=== Do this ===
Extract the full listing verbatim and drop any pictures from your copy.

=== Stored data ===
╔══

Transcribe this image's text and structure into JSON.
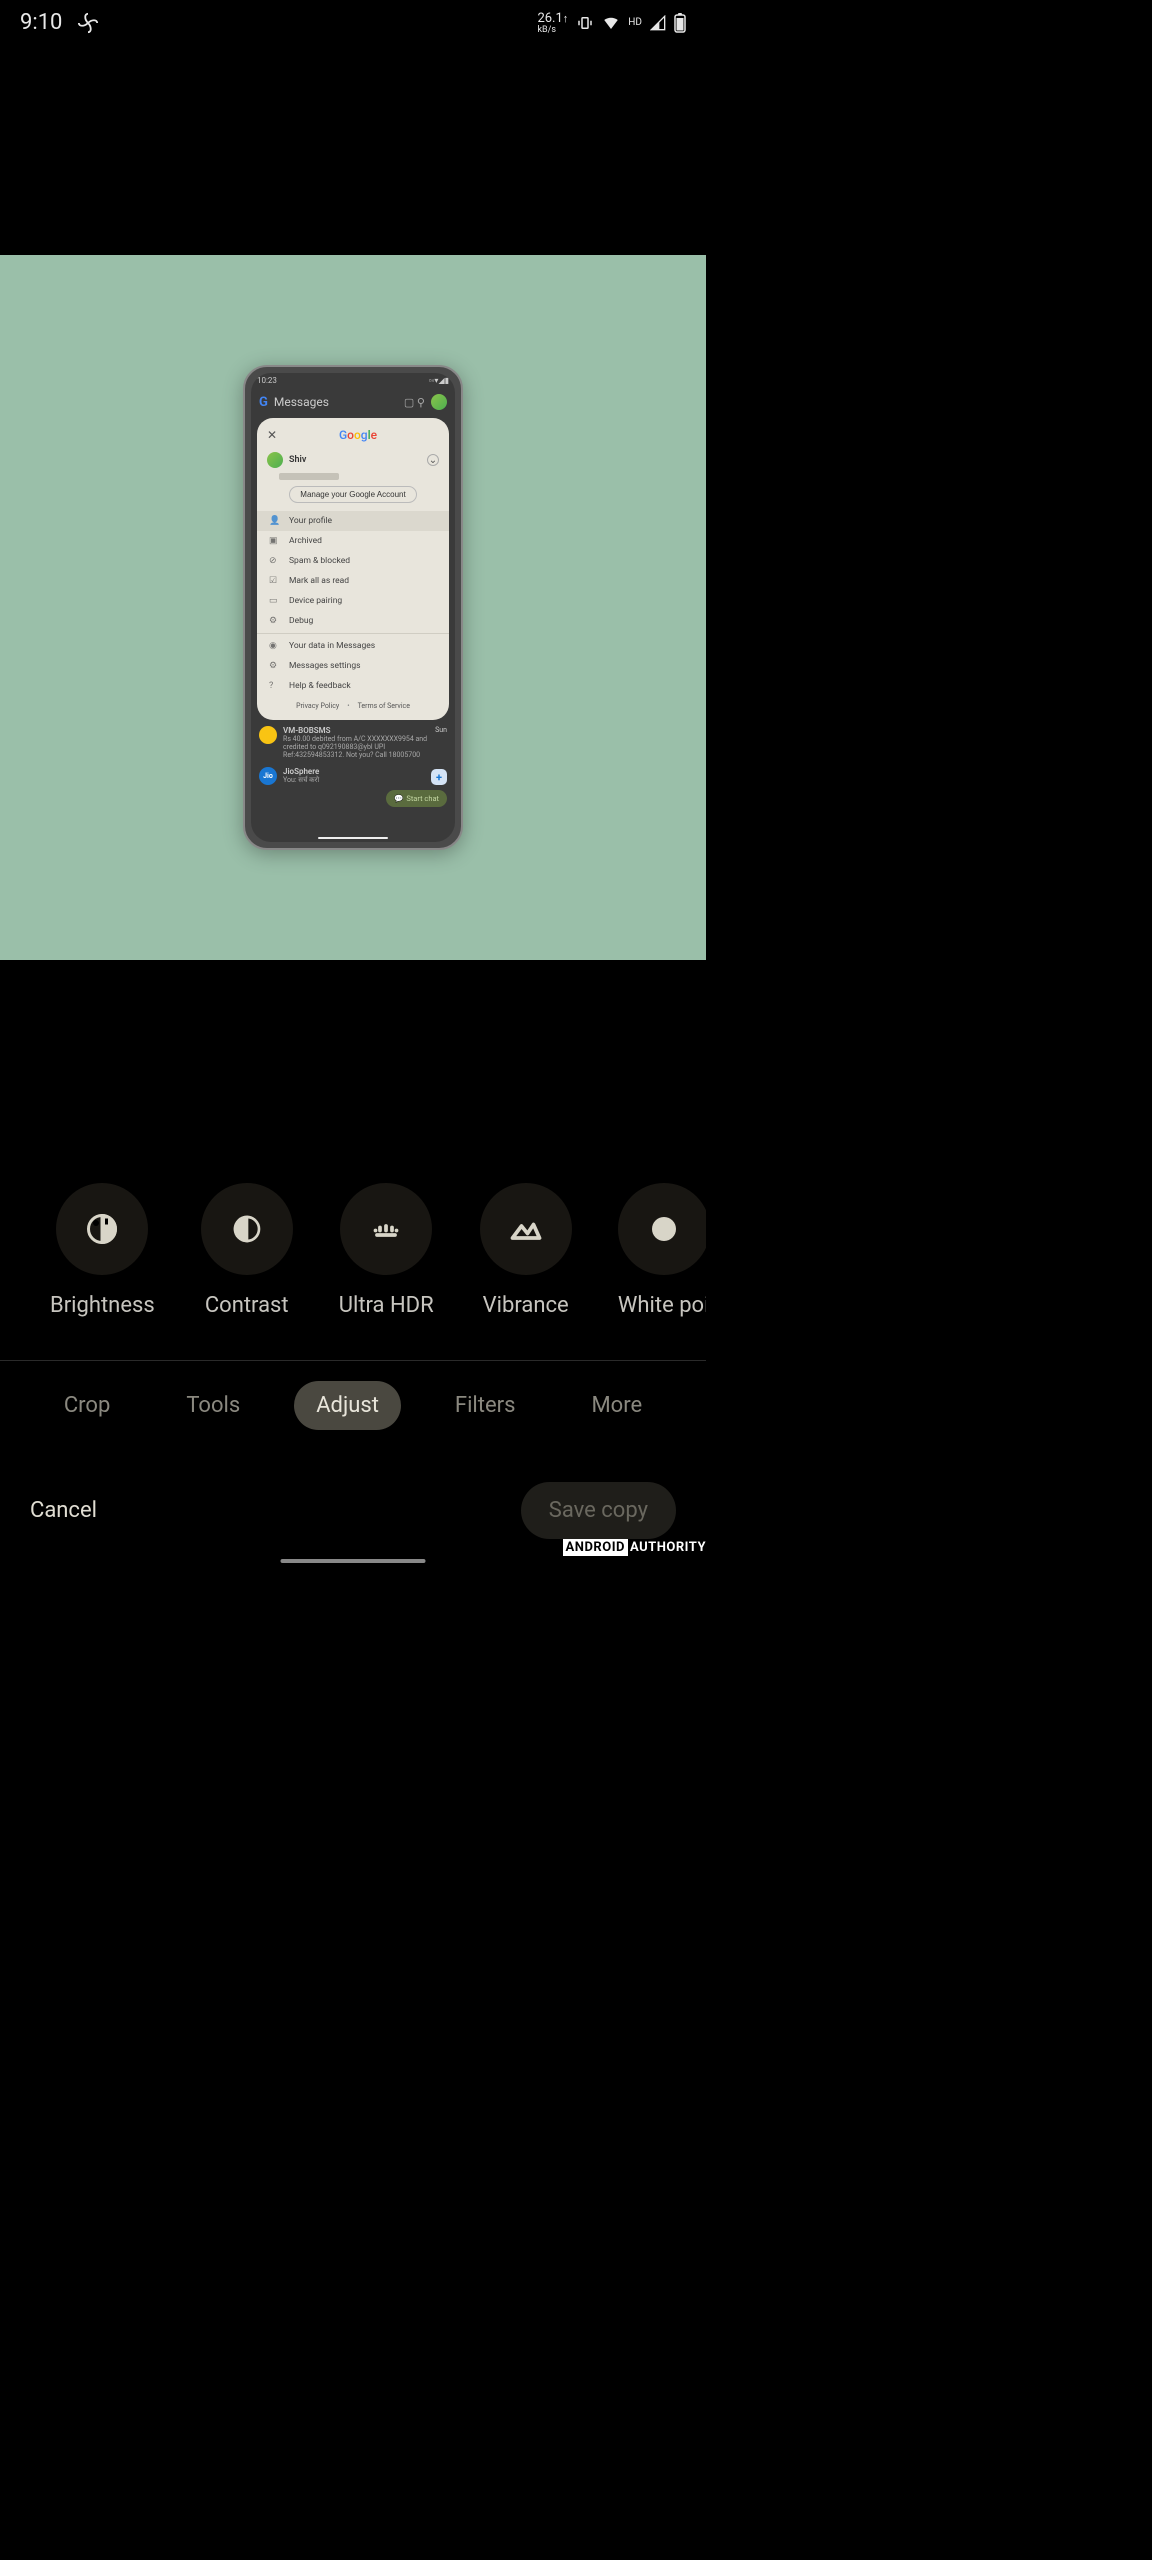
{
  "status": {
    "time": "9:10",
    "speed_value": "26.1",
    "speed_unit": "kB/s",
    "signal_label": "HD"
  },
  "inner_phone": {
    "status_time": "10:23",
    "app_title": "Messages",
    "popup_brand": "Google",
    "account_name": "Shiv",
    "manage_account": "Manage your Google Account",
    "menu": [
      "Your profile",
      "Archived",
      "Spam & blocked",
      "Mark all as read",
      "Device pairing",
      "Debug",
      "Your data in Messages",
      "Messages settings",
      "Help & feedback"
    ],
    "privacy": "Privacy Policy",
    "terms": "Terms of Service",
    "conv1_title": "VM-BOBSMS",
    "conv1_day": "Sun",
    "conv1_body": "Rs 40.00 debited from A/C XXXXXXX9954 and credited to q092190883@ybl UPI Ref:432594853312. Not you? Call 18005700",
    "conv2_title": "JioSphere",
    "conv2_body": "You: सर्च करो",
    "fab_label": "Start chat"
  },
  "adjustments": [
    {
      "label": "Brightness",
      "icon": "brightness"
    },
    {
      "label": "Contrast",
      "icon": "contrast"
    },
    {
      "label": "Ultra HDR",
      "icon": "hdr"
    },
    {
      "label": "Vibrance",
      "icon": "vibrance"
    },
    {
      "label": "White poi",
      "icon": "whitepoint"
    }
  ],
  "tabs": [
    {
      "label": "Crop",
      "active": false
    },
    {
      "label": "Tools",
      "active": false
    },
    {
      "label": "Adjust",
      "active": true
    },
    {
      "label": "Filters",
      "active": false
    },
    {
      "label": "More",
      "active": false
    }
  ],
  "actions": {
    "cancel": "Cancel",
    "save": "Save copy"
  },
  "watermark": {
    "box": "ANDROID",
    "text": "AUTHORITY"
  }
}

╚══

=== Result for this task ===
Transcribe this image's text and structure into JSON.
{
  "status": {
    "time": "9:10",
    "speed_value": "26.1",
    "speed_unit": "kB/s",
    "signal_label": "HD"
  },
  "inner_phone": {
    "status_time": "10:23",
    "app_title": "Messages",
    "popup_brand": "Google",
    "account_name": "Shiv",
    "manage_account": "Manage your Google Account",
    "menu": [
      "Your profile",
      "Archived",
      "Spam & blocked",
      "Mark all as read",
      "Device pairing",
      "Debug",
      "Your data in Messages",
      "Messages settings",
      "Help & feedback"
    ],
    "privacy": "Privacy Policy",
    "terms": "Terms of Service",
    "conv1_title": "VM-BOBSMS",
    "conv1_day": "Sun",
    "conv1_body": "Rs 40.00 debited from A/C XXXXXXX9954 and credited to q092190883@ybl UPI Ref:432594853312. Not you? Call 18005700",
    "conv2_title": "JioSphere",
    "conv2_body": "You: सर्च करो",
    "fab_label": "Start chat"
  },
  "adjustments": [
    {
      "label": "Brightness",
      "icon": "brightness"
    },
    {
      "label": "Contrast",
      "icon": "contrast"
    },
    {
      "label": "Ultra HDR",
      "icon": "hdr"
    },
    {
      "label": "Vibrance",
      "icon": "vibrance"
    },
    {
      "label": "White poi",
      "icon": "whitepoint"
    }
  ],
  "tabs": [
    {
      "label": "Crop",
      "active": false
    },
    {
      "label": "Tools",
      "active": false
    },
    {
      "label": "Adjust",
      "active": true
    },
    {
      "label": "Filters",
      "active": false
    },
    {
      "label": "More",
      "active": false
    }
  ],
  "actions": {
    "cancel": "Cancel",
    "save": "Save copy"
  },
  "watermark": {
    "box": "ANDROID",
    "text": "AUTHORITY"
  }
}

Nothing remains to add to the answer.